Challenge
Records follow. Copy every line with "NATIONAL".

Input material
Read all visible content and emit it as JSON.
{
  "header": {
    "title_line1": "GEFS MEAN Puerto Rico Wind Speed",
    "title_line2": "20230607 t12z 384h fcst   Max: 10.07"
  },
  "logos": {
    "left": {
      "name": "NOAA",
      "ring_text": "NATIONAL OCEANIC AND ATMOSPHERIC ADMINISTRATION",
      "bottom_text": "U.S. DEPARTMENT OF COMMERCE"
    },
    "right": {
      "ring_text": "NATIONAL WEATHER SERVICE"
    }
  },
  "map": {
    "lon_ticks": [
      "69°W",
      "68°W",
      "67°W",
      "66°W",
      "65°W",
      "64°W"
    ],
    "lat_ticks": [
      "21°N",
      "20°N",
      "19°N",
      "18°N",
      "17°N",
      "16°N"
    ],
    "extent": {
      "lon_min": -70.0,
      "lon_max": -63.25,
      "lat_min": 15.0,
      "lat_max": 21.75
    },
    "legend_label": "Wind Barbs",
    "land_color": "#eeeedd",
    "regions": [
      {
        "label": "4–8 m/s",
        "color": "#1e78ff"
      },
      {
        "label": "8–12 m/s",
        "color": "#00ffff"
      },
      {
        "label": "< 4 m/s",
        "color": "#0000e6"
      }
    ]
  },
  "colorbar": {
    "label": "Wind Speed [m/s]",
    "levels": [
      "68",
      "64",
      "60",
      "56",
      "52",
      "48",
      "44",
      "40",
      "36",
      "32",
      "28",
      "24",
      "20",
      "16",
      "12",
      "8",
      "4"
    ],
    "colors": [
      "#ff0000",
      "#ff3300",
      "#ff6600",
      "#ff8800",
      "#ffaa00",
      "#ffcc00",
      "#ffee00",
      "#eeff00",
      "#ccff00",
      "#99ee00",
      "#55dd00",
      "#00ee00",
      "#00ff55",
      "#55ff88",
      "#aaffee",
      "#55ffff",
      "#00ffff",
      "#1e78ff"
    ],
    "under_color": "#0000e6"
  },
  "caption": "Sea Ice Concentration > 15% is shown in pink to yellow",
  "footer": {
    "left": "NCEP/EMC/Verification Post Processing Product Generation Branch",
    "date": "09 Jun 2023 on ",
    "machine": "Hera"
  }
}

Correct answer
      "ring_text": "NATIONAL OCEANIC AND ATMOSPHERIC ADMINISTRATION",
      "ring_text": "NATIONAL WEATHER SERVICE"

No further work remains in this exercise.